Short task: Reproduce each line exactly.
━━━
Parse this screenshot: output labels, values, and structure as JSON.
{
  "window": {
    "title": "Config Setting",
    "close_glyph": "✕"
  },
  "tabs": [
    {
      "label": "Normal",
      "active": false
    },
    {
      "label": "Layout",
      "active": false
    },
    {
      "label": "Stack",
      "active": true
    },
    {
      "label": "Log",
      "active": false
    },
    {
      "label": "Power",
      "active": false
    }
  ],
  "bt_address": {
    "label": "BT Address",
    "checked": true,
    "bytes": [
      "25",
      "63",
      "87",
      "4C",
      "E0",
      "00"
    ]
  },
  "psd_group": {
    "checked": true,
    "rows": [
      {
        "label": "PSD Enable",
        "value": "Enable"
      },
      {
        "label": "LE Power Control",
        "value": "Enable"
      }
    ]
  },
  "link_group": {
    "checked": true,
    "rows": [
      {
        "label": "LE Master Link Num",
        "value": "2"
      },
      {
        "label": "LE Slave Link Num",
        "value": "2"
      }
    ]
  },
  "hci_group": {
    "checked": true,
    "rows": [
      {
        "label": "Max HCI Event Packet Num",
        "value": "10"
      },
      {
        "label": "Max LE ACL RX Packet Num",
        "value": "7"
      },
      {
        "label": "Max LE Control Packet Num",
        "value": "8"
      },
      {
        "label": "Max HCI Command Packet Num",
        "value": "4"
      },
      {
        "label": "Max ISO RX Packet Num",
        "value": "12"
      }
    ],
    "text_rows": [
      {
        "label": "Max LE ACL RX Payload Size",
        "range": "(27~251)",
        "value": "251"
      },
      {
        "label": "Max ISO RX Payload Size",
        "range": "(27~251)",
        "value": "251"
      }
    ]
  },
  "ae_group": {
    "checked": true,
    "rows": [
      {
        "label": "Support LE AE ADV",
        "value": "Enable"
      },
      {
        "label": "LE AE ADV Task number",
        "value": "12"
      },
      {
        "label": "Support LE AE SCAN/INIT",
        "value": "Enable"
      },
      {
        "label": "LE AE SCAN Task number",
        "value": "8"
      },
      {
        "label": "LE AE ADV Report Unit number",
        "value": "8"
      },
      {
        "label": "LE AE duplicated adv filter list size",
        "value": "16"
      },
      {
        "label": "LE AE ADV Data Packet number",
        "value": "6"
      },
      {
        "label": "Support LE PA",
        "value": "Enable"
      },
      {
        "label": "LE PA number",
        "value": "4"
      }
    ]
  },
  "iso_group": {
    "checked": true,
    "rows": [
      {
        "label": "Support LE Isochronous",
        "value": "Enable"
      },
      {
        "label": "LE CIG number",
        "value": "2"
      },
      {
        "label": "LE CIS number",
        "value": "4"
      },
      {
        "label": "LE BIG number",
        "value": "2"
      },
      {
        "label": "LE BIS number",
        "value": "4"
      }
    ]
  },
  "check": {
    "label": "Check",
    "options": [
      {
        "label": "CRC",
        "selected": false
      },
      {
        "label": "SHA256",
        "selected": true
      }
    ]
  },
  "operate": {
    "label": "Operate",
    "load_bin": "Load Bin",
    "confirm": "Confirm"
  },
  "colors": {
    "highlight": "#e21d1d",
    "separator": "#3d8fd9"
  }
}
━━━
Completed task:
Parse this screenshot: output labels, values, and structure as JSON.
{
  "window": {
    "title": "Config Setting",
    "close_glyph": "✕"
  },
  "tabs": [
    {
      "label": "Normal",
      "active": false
    },
    {
      "label": "Layout",
      "active": false
    },
    {
      "label": "Stack",
      "active": true
    },
    {
      "label": "Log",
      "active": false
    },
    {
      "label": "Power",
      "active": false
    }
  ],
  "bt_address": {
    "label": "BT Address",
    "checked": true,
    "bytes": [
      "25",
      "63",
      "87",
      "4C",
      "E0",
      "00"
    ]
  },
  "psd_group": {
    "checked": true,
    "rows": [
      {
        "label": "PSD Enable",
        "value": "Enable"
      },
      {
        "label": "LE Power Control",
        "value": "Enable"
      }
    ]
  },
  "link_group": {
    "checked": true,
    "rows": [
      {
        "label": "LE Master Link Num",
        "value": "2"
      },
      {
        "label": "LE Slave Link Num",
        "value": "2"
      }
    ]
  },
  "hci_group": {
    "checked": true,
    "rows": [
      {
        "label": "Max HCI Event Packet Num",
        "value": "10"
      },
      {
        "label": "Max LE ACL RX Packet Num",
        "value": "7"
      },
      {
        "label": "Max LE Control Packet Num",
        "value": "8"
      },
      {
        "label": "Max HCI Command Packet Num",
        "value": "4"
      },
      {
        "label": "Max ISO RX Packet Num",
        "value": "12"
      }
    ],
    "text_rows": [
      {
        "label": "Max LE ACL RX Payload Size",
        "range": "(27~251)",
        "value": "251"
      },
      {
        "label": "Max ISO RX Payload Size",
        "range": "(27~251)",
        "value": "251"
      }
    ]
  },
  "ae_group": {
    "checked": true,
    "rows": [
      {
        "label": "Support LE AE ADV",
        "value": "Enable"
      },
      {
        "label": "LE AE ADV Task number",
        "value": "12"
      },
      {
        "label": "Support LE AE SCAN/INIT",
        "value": "Enable"
      },
      {
        "label": "LE AE SCAN Task number",
        "value": "8"
      },
      {
        "label": "LE AE ADV Report Unit number",
        "value": "8"
      },
      {
        "label": "LE AE duplicated adv filter list size",
        "value": "16"
      },
      {
        "label": "LE AE ADV Data Packet number",
        "value": "6"
      },
      {
        "label": "Support LE PA",
        "value": "Enable"
      },
      {
        "label": "LE PA number",
        "value": "4"
      }
    ]
  },
  "iso_group": {
    "checked": true,
    "rows": [
      {
        "label": "Support LE Isochronous",
        "value": "Enable"
      },
      {
        "label": "LE CIG number",
        "value": "2"
      },
      {
        "label": "LE CIS number",
        "value": "4"
      },
      {
        "label": "LE BIG number",
        "value": "2"
      },
      {
        "label": "LE BIS number",
        "value": "4"
      }
    ]
  },
  "check": {
    "label": "Check",
    "options": [
      {
        "label": "CRC",
        "selected": false
      },
      {
        "label": "SHA256",
        "selected": true
      }
    ]
  },
  "operate": {
    "label": "Operate",
    "load_bin": "Load Bin",
    "confirm": "Confirm"
  },
  "colors": {
    "highlight": "#e21d1d",
    "separator": "#3d8fd9"
  }
}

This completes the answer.